Answer with one number: the count of lines in this material that hold the word "document".

====

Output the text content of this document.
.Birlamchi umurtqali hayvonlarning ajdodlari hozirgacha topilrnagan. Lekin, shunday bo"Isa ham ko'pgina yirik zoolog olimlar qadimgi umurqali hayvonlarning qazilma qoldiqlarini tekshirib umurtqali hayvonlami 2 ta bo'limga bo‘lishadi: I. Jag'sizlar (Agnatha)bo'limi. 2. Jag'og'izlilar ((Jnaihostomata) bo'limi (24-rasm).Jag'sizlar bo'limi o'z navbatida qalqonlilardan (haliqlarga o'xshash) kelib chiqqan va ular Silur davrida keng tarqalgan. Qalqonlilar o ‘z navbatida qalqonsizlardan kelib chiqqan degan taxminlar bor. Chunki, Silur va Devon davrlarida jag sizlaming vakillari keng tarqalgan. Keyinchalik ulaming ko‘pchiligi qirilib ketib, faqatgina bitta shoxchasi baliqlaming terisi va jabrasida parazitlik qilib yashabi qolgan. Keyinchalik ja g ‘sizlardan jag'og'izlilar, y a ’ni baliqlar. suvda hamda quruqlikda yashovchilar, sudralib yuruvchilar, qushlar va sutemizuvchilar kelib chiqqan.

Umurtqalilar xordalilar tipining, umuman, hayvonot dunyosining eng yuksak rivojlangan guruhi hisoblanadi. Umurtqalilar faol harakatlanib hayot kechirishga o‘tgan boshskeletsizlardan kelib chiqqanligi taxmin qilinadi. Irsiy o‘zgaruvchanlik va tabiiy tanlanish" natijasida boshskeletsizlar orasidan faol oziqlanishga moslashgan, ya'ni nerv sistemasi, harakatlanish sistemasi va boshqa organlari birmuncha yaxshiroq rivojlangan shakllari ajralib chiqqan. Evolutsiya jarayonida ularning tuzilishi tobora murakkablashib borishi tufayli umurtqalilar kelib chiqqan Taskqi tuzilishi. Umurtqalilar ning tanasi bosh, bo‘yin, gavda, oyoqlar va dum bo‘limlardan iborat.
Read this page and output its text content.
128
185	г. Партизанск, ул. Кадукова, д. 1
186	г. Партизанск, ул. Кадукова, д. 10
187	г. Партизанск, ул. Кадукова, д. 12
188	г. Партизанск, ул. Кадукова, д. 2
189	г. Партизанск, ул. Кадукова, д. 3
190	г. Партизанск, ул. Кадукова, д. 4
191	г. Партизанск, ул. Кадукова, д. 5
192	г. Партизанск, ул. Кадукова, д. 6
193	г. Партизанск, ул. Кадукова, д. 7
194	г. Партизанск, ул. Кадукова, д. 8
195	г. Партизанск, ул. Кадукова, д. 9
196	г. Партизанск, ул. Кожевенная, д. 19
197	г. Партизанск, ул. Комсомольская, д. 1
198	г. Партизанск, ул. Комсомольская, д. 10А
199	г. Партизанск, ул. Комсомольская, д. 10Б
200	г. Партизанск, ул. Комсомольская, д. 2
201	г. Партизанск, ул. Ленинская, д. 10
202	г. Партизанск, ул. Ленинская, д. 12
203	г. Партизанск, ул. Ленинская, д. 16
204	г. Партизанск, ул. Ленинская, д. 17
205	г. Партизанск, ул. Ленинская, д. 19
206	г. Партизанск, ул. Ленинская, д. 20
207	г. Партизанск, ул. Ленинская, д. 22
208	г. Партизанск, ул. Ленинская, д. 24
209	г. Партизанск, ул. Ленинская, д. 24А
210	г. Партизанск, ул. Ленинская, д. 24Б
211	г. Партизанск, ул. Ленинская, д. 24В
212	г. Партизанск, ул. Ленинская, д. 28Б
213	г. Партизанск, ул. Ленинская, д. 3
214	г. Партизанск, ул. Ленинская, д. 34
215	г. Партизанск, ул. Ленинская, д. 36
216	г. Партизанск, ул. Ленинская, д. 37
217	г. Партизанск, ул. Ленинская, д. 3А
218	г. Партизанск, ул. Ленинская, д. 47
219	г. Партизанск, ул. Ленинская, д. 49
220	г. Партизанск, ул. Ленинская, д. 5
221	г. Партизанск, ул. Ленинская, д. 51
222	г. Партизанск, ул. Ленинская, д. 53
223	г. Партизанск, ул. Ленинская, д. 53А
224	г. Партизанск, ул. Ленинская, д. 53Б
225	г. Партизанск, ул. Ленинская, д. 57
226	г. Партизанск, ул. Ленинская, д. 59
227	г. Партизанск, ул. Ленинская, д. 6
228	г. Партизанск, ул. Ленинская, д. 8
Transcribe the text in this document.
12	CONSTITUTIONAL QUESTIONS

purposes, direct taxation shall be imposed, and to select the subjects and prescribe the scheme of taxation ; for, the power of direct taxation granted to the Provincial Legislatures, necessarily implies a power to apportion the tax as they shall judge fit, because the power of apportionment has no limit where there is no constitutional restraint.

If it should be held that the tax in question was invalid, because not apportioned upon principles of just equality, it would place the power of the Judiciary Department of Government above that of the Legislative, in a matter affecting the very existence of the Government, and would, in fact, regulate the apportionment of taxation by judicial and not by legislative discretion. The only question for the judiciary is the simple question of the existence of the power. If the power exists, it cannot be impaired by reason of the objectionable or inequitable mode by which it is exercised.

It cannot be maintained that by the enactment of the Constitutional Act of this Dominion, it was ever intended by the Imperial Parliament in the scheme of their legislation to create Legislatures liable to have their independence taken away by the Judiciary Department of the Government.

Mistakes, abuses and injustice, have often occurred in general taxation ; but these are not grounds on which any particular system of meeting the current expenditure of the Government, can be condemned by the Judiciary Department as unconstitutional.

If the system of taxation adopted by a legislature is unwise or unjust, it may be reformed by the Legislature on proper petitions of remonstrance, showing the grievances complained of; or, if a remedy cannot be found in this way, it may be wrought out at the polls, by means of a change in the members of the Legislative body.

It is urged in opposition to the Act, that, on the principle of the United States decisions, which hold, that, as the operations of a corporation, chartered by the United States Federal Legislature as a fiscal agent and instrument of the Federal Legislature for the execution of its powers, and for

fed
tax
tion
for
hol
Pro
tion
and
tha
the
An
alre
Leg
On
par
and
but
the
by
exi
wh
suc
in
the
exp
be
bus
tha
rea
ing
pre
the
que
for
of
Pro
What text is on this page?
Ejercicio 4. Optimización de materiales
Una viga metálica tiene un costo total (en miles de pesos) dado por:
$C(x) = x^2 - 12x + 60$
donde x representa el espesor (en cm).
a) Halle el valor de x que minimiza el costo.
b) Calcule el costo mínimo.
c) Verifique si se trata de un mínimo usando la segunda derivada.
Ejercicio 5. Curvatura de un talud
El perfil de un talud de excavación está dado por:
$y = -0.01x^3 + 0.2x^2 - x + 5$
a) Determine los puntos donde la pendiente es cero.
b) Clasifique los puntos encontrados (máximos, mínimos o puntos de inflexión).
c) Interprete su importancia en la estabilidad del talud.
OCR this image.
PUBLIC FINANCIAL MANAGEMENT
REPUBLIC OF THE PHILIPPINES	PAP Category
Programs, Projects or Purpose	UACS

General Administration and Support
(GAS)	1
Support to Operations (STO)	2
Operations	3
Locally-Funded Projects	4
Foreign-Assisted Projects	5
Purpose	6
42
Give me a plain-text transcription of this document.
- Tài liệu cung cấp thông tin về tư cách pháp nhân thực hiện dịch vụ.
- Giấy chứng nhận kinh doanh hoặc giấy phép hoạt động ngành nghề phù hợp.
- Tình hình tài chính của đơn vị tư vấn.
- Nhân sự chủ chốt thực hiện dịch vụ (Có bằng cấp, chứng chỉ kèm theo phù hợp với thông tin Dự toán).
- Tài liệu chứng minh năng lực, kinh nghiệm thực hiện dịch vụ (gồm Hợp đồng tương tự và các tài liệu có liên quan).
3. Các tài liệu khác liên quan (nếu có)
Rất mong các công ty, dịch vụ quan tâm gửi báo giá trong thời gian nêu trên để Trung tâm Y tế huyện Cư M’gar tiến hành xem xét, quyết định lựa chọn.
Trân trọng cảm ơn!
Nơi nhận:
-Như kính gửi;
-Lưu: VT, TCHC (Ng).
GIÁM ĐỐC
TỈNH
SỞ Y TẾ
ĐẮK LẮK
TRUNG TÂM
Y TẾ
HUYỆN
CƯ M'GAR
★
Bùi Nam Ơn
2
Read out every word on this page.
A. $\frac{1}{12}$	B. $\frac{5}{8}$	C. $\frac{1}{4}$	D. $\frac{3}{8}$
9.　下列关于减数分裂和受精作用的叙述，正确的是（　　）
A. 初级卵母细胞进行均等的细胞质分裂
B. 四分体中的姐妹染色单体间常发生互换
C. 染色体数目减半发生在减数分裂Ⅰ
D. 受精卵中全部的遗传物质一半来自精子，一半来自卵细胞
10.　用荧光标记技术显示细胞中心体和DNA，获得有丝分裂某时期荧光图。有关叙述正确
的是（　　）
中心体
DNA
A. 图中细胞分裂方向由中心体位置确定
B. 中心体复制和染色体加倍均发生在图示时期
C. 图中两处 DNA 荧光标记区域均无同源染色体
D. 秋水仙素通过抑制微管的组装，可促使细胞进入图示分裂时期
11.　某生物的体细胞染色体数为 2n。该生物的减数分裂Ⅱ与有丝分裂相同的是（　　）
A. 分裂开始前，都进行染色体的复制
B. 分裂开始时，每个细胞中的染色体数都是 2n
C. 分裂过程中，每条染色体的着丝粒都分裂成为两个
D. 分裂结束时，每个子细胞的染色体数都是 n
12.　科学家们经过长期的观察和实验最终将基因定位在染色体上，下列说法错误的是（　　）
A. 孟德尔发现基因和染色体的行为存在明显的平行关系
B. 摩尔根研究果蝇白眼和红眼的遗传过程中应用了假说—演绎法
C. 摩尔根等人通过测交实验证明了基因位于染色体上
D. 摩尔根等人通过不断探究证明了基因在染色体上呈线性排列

====

CORRECT ANSWER
3